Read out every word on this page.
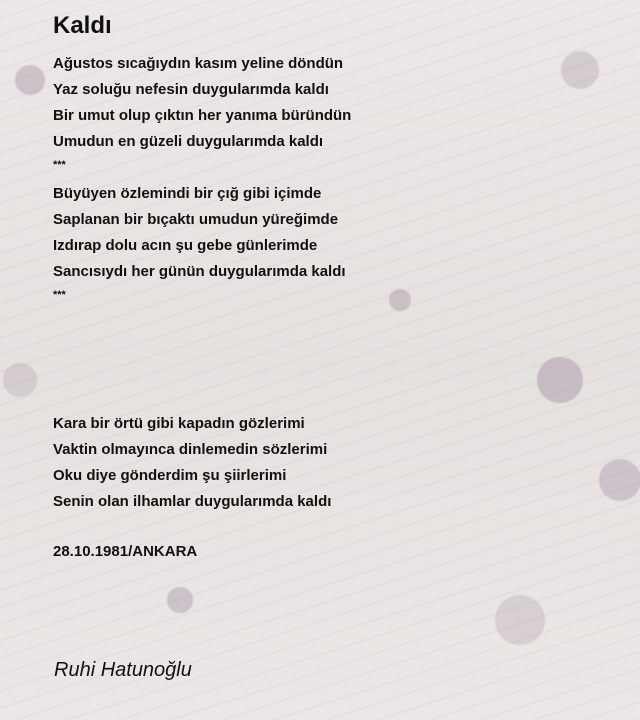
Kaldı
Ağustos sıcağıydın kasım yeline döndün
Yaz soluğu nefesin duygularımda kaldı
Bir umut olup çıktın her yanıma büründün
Umudun en güzeli duygularımda kaldı
***
Büyüyen özlemindi bir çığ gibi içimde
Saplanan bir bıçaktı umudun yüreğimde
Izdırap dolu acın şu gebe günlerimde
Sancısıydı her günün duygularımda kaldı
***
Kara bir örtü gibi kapadın gözlerimi
Vaktin olmayınca dinlemedin sözlerimi
Oku diye gönderdim şu şiirlerimi
Senin olan ilhamlar duygularımda kaldı
28.10.1981/ANKARA
Ruhi Hatunoğlu
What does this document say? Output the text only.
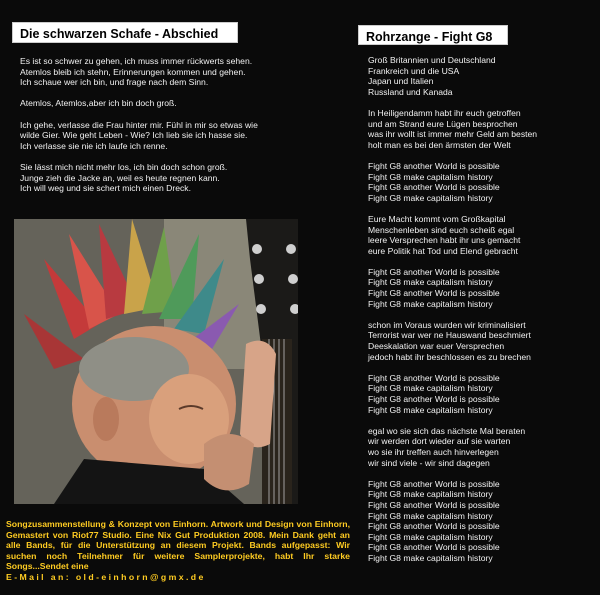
Die schwarzen Schafe - Abschied
Es ist so schwer zu gehen, ich muss immer rückwerts sehen.
Atemlos bleib ich stehn, Erinnerungen kommen und gehen.
Ich schaue wer ich bin, und frage nach dem Sinn.

Atemlos, Atemlos,aber ich bin doch groß.

Ich gehe, verlasse die Frau hinter mir. Fühl in mir so etwas wie
wilde Gier. Wie geht Leben - Wie? Ich lieb sie ich hasse sie.
Ich verlasse sie nie ich laufe ich renne.

Sie lässt mich nicht mehr los, ich bin doch schon groß.
Junge zieh die Jacke an, weil es heute regnen kann.
Ich will weg und sie schert mich einen Dreck.
Songzusammenstellung & Konzept von Einhorn. Artwork und Design von Einhorn, Gemastert von Riot77 Studio. Eine Nix Gut Produktion 2008. Mein Dank geht an alle Bands, für die Unterstützung an diesem Projekt. Bands aufgepasst: Wir suchen noch Teilnehmer für weitere Samplerprojekte, habt Ihr starke Songs...Sendet eine
E-Mail an: old-einhorn@gmx.de
Rohrzange - Fight G8
Groß Britannien und Deutschland
Frankreich und die USA
Japan und Italien
Russland und Kanada

In Heiligendamm habt ihr euch getroffen
und am Strand eure Lügen besprochen
was ihr wollt ist immer mehr Geld am besten
holt man es bei den ärmsten der Welt

Fight G8 another World is possible
Fight G8 make capitalism history
Fight G8 another World is possible
Fight G8 make capitalism history

Eure Macht kommt vom Großkapital
Menschenleben sind euch scheiß egal
leere Versprechen habt ihr uns gemacht
eure Politik hat Tod und Elend gebracht

Fight G8 another World is possible
Fight G8 make capitalism history
Fight G8 another World is possible
Fight G8 make capitalism history

schon im Voraus wurden wir kriminalisiert
Terrorist war wer ne Hauswand beschmiert
Deeskalation war euer Versprechen
jedoch habt ihr beschlossen es zu brechen

Fight G8 another World is possible
Fight G8 make capitalism history
Fight G8 another World is possible
Fight G8 make capitalism history

egal wo sie sich das nächste Mal beraten
wir werden dort wieder auf sie warten
wo sie ihr treffen auch hinverlegen
wir sind viele - wir sind dagegen

Fight G8 another World is possible
Fight G8 make capitalism history
Fight G8 another World is possible
Fight G8 make capitalism history
Fight G8 another World is possible
Fight G8 make capitalism history
Fight G8 another World is possible
Fight G8 make capitalism history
....................
◆ What is expected ◆
Go through the material and select each line with the string "gehen" in it.

◆ Correct output ◆
Es ist so schwer zu gehen, ich muss immer rückwerts sehen.
Atemlos bleib ich stehn, Erinnerungen kommen und gehen.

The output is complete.